The task:
Extract the full listing below without altering a single character.

Material shown:
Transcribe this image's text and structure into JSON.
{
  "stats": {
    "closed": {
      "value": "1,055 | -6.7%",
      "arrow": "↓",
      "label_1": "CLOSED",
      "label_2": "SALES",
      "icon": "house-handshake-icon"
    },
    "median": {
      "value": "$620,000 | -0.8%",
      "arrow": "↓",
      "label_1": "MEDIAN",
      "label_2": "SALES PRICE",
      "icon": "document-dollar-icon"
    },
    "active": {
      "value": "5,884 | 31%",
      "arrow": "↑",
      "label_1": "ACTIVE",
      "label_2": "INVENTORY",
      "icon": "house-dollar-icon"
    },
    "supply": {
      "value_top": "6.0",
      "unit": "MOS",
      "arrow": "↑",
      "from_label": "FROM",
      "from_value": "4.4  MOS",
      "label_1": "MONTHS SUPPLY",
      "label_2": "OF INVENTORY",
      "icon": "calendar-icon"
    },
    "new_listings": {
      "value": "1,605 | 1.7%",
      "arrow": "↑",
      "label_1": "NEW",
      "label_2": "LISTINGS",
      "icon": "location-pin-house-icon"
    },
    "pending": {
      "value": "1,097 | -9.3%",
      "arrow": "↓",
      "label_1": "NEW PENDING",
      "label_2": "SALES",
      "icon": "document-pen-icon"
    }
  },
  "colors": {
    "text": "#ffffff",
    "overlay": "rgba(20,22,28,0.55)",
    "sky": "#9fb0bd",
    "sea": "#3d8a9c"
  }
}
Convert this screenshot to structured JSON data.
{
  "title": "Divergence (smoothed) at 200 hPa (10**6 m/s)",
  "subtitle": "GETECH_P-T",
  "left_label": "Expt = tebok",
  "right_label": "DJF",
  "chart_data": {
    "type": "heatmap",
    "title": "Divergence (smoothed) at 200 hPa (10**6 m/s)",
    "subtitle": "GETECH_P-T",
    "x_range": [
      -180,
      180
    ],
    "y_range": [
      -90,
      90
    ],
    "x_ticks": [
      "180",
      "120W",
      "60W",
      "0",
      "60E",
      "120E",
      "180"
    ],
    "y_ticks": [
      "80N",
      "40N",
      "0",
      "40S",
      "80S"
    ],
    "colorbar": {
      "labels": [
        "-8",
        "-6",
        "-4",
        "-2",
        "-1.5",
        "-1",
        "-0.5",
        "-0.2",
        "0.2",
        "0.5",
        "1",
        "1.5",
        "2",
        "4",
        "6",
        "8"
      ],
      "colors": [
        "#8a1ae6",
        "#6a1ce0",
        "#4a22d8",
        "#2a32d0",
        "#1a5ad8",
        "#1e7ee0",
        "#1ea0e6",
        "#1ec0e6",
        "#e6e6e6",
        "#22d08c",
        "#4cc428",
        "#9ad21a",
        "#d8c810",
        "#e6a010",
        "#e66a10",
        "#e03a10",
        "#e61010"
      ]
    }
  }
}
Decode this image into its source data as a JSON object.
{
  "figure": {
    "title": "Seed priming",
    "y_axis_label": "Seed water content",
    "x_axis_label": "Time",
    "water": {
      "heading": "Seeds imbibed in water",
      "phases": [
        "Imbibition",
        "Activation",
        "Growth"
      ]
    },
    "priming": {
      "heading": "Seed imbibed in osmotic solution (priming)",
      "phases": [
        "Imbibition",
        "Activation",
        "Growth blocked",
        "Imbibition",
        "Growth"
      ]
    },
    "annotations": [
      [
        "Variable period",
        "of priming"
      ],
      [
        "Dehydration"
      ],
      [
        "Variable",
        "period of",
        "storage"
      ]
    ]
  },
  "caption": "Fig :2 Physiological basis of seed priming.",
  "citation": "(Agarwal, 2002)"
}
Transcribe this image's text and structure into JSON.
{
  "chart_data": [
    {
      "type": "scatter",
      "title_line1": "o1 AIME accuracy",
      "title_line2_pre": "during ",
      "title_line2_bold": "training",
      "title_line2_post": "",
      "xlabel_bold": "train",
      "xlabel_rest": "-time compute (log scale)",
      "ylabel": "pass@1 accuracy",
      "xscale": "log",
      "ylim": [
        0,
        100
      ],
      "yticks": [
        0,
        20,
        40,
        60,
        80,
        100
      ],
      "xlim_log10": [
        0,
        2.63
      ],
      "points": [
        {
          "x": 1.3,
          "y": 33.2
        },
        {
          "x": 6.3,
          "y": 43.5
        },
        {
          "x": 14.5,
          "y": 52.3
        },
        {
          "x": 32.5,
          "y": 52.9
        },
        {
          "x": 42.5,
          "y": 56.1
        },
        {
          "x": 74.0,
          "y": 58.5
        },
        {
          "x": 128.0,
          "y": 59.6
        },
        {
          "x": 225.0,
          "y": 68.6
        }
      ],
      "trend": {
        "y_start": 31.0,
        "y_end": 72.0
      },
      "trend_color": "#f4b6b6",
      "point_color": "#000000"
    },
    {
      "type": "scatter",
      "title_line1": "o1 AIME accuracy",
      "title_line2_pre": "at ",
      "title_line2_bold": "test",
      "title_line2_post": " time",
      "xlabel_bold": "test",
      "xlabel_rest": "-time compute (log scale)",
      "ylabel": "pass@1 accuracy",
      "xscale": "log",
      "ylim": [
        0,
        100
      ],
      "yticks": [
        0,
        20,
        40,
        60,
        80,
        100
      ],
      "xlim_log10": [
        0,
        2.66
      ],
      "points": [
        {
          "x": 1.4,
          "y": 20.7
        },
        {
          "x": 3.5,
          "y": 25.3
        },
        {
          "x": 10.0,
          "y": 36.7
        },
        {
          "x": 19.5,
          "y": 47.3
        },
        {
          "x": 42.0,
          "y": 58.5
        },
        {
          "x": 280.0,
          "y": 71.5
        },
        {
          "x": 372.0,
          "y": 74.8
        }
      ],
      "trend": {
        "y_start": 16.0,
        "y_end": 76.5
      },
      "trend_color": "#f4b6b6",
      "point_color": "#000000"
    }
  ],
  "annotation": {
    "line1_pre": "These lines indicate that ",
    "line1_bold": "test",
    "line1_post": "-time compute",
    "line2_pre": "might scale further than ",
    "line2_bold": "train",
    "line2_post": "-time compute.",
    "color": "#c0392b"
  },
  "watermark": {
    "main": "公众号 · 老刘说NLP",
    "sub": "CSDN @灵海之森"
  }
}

Task result:
Transcribe this image's text and structure into JSON.
{
  "stats": {
    "closed": {
      "value": "1,055 | -6.7%",
      "arrow": "↓",
      "label_1": "CLOSED",
      "label_2": "SALES",
      "icon": "house-handshake-icon"
    },
    "median": {
      "value": "$620,000 | -0.8%",
      "arrow": "↓",
      "label_1": "MEDIAN",
      "label_2": "SALES PRICE",
      "icon": "document-dollar-icon"
    },
    "active": {
      "value": "5,884 | 31%",
      "arrow": "↑",
      "label_1": "ACTIVE",
      "label_2": "INVENTORY",
      "icon": "house-dollar-icon"
    },
    "supply": {
      "value_top": "6.0",
      "unit": "MOS",
      "arrow": "↑",
      "from_label": "FROM",
      "from_value": "4.4  MOS",
      "label_1": "MONTHS SUPPLY",
      "label_2": "OF INVENTORY",
      "icon": "calendar-icon"
    },
    "new_listings": {
      "value": "1,605 | 1.7%",
      "arrow": "↑",
      "label_1": "NEW",
      "label_2": "LISTINGS",
      "icon": "location-pin-house-icon"
    },
    "pending": {
      "value": "1,097 | -9.3%",
      "arrow": "↓",
      "label_1": "NEW PENDING",
      "label_2": "SALES",
      "icon": "document-pen-icon"
    }
  },
  "colors": {
    "text": "#ffffff",
    "overlay": "rgba(20,22,28,0.55)",
    "sky": "#9fb0bd",
    "sea": "#3d8a9c"
  }
}
Convert this screenshot to structured JSON data.
{
  "title": "Divergence (smoothed) at 200 hPa (10**6 m/s)",
  "subtitle": "GETECH_P-T",
  "left_label": "Expt = tebok",
  "right_label": "DJF",
  "chart_data": {
    "type": "heatmap",
    "title": "Divergence (smoothed) at 200 hPa (10**6 m/s)",
    "subtitle": "GETECH_P-T",
    "x_range": [
      -180,
      180
    ],
    "y_range": [
      -90,
      90
    ],
    "x_ticks": [
      "180",
      "120W",
      "60W",
      "0",
      "60E",
      "120E",
      "180"
    ],
    "y_ticks": [
      "80N",
      "40N",
      "0",
      "40S",
      "80S"
    ],
    "colorbar": {
      "labels": [
        "-8",
        "-6",
        "-4",
        "-2",
        "-1.5",
        "-1",
        "-0.5",
        "-0.2",
        "0.2",
        "0.5",
        "1",
        "1.5",
        "2",
        "4",
        "6",
        "8"
      ],
      "colors": [
        "#8a1ae6",
        "#6a1ce0",
        "#4a22d8",
        "#2a32d0",
        "#1a5ad8",
        "#1e7ee0",
        "#1ea0e6",
        "#1ec0e6",
        "#e6e6e6",
        "#22d08c",
        "#4cc428",
        "#9ad21a",
        "#d8c810",
        "#e6a010",
        "#e66a10",
        "#e03a10",
        "#e61010"
      ]
    }
  }
}
Decode this image into its source data as a JSON object.
{
  "figure": {
    "title": "Seed priming",
    "y_axis_label": "Seed water content",
    "x_axis_label": "Time",
    "water": {
      "heading": "Seeds imbibed in water",
      "phases": [
        "Imbibition",
        "Activation",
        "Growth"
      ]
    },
    "priming": {
      "heading": "Seed imbibed in osmotic solution (priming)",
      "phases": [
        "Imbibition",
        "Activation",
        "Growth blocked",
        "Imbibition",
        "Growth"
      ]
    },
    "annotations": [
      [
        "Variable period",
        "of priming"
      ],
      [
        "Dehydration"
      ],
      [
        "Variable",
        "period of",
        "storage"
      ]
    ]
  },
  "caption": "Fig :2 Physiological basis of seed priming.",
  "citation": "(Agarwal, 2002)"
}
Transcribe this image's text and structure into JSON.
{
  "chart_data": [
    {
      "type": "scatter",
      "title_line1": "o1 AIME accuracy",
      "title_line2_pre": "during ",
      "title_line2_bold": "training",
      "title_line2_post": "",
      "xlabel_bold": "train",
      "xlabel_rest": "-time compute (log scale)",
      "ylabel": "pass@1 accuracy",
      "xscale": "log",
      "ylim": [
        0,
        100
      ],
      "yticks": [
        0,
        20,
        40,
        60,
        80,
        100
      ],
      "xlim_log10": [
        0,
        2.63
      ],
      "points": [
        {
          "x": 1.3,
          "y": 33.2
        },
        {
          "x": 6.3,
          "y": 43.5
        },
        {
          "x": 14.5,
          "y": 52.3
        },
        {
          "x": 32.5,
          "y": 52.9
        },
        {
          "x": 42.5,
          "y": 56.1
        },
        {
          "x": 74.0,
          "y": 58.5
        },
        {
          "x": 128.0,
          "y": 59.6
        },
        {
          "x": 225.0,
          "y": 68.6
        }
      ],
      "trend": {
        "y_start": 31.0,
        "y_end": 72.0
      },
      "trend_color": "#f4b6b6",
      "point_color": "#000000"
    },
    {
      "type": "scatter",
      "title_line1": "o1 AIME accuracy",
      "title_line2_pre": "at ",
      "title_line2_bold": "test",
      "title_line2_post": " time",
      "xlabel_bold": "test",
      "xlabel_rest": "-time compute (log scale)",
      "ylabel": "pass@1 accuracy",
      "xscale": "log",
      "ylim": [
        0,
        100
      ],
      "yticks": [
        0,
        20,
        40,
        60,
        80,
        100
      ],
      "xlim_log10": [
        0,
        2.66
      ],
      "points": [
        {
          "x": 1.4,
          "y": 20.7
        },
        {
          "x": 3.5,
          "y": 25.3
        },
        {
          "x": 10.0,
          "y": 36.7
        },
        {
          "x": 19.5,
          "y": 47.3
        },
        {
          "x": 42.0,
          "y": 58.5
        },
        {
          "x": 280.0,
          "y": 71.5
        },
        {
          "x": 372.0,
          "y": 74.8
        }
      ],
      "trend": {
        "y_start": 16.0,
        "y_end": 76.5
      },
      "trend_color": "#f4b6b6",
      "point_color": "#000000"
    }
  ],
  "annotation": {
    "line1_pre": "These lines indicate that ",
    "line1_bold": "test",
    "line1_post": "-time compute",
    "line2_pre": "might scale further than ",
    "line2_bold": "train",
    "line2_post": "-time compute.",
    "color": "#c0392b"
  },
  "watermark": {
    "main": "公众号 · 老刘说NLP",
    "sub": "CSDN @灵海之森"
  }
}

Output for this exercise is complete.